[Dataset rows about figures]

* * * * * * *

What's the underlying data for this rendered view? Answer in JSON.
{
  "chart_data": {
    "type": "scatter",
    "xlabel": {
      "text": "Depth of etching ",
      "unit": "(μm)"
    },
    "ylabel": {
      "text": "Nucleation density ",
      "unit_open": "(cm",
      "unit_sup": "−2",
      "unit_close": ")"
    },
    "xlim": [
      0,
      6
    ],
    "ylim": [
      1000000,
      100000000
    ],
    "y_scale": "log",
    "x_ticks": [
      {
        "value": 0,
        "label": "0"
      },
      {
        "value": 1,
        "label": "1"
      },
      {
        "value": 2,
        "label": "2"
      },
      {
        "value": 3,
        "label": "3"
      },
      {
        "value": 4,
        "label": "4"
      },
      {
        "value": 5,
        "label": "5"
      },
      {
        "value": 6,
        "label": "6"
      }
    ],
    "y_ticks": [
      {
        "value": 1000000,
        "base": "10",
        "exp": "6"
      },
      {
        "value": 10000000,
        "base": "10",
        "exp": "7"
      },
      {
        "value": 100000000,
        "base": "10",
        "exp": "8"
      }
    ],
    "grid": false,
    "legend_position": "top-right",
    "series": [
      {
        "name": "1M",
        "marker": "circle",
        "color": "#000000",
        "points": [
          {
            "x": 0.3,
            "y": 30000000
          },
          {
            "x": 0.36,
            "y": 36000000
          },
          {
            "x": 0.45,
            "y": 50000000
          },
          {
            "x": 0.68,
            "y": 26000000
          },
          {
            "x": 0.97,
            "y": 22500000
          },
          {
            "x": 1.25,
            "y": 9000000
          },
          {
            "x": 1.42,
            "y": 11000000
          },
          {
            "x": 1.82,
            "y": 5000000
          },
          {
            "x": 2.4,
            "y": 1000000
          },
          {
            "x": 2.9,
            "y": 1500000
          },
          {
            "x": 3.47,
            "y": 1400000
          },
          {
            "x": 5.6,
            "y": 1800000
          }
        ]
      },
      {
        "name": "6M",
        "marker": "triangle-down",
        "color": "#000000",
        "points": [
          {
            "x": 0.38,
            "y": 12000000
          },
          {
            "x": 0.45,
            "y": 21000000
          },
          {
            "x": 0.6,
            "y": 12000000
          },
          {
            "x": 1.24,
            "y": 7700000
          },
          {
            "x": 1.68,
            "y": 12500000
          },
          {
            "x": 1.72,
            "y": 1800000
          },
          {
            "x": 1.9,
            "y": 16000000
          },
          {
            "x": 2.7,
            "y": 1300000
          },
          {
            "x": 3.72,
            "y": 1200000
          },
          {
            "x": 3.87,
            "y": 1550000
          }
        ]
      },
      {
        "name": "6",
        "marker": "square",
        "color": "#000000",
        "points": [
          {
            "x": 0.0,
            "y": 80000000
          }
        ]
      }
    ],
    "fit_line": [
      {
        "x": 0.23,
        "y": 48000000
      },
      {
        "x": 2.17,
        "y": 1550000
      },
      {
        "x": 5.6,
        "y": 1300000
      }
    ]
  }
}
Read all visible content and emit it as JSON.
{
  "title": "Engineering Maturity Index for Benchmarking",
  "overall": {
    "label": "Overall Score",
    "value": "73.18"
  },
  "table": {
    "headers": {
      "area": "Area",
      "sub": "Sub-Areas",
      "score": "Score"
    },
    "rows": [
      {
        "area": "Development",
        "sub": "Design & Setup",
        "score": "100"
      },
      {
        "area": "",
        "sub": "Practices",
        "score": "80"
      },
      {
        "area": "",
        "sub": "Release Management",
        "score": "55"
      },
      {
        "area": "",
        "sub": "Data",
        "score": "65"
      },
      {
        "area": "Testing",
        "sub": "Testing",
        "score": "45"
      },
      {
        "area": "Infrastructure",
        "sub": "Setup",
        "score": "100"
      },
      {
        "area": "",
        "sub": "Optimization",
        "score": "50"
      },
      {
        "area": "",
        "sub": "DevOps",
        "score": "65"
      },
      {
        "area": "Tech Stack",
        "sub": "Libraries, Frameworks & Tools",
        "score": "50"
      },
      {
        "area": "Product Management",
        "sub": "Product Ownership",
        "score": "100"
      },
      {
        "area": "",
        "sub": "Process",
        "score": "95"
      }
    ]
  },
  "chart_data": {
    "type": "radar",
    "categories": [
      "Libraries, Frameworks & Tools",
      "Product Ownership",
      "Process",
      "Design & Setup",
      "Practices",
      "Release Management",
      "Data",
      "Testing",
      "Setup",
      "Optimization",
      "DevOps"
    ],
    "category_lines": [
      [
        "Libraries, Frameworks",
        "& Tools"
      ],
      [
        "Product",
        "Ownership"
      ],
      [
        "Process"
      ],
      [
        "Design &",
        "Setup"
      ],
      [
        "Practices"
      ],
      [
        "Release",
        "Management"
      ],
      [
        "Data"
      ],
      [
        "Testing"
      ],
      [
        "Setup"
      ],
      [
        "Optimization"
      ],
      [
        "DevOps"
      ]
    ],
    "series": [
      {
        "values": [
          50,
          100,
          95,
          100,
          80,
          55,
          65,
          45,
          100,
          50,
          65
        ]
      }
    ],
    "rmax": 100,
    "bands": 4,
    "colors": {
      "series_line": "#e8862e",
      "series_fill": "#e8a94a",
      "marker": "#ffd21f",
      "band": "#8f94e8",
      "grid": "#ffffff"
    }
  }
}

* * * * * * *

**Work to be completed**
Among the entries above, identify all lines with "Management" and copy them.

**Result**
        "sub": "Release Management",
        "area": "Product Management",
      "Release Management",
        "Management"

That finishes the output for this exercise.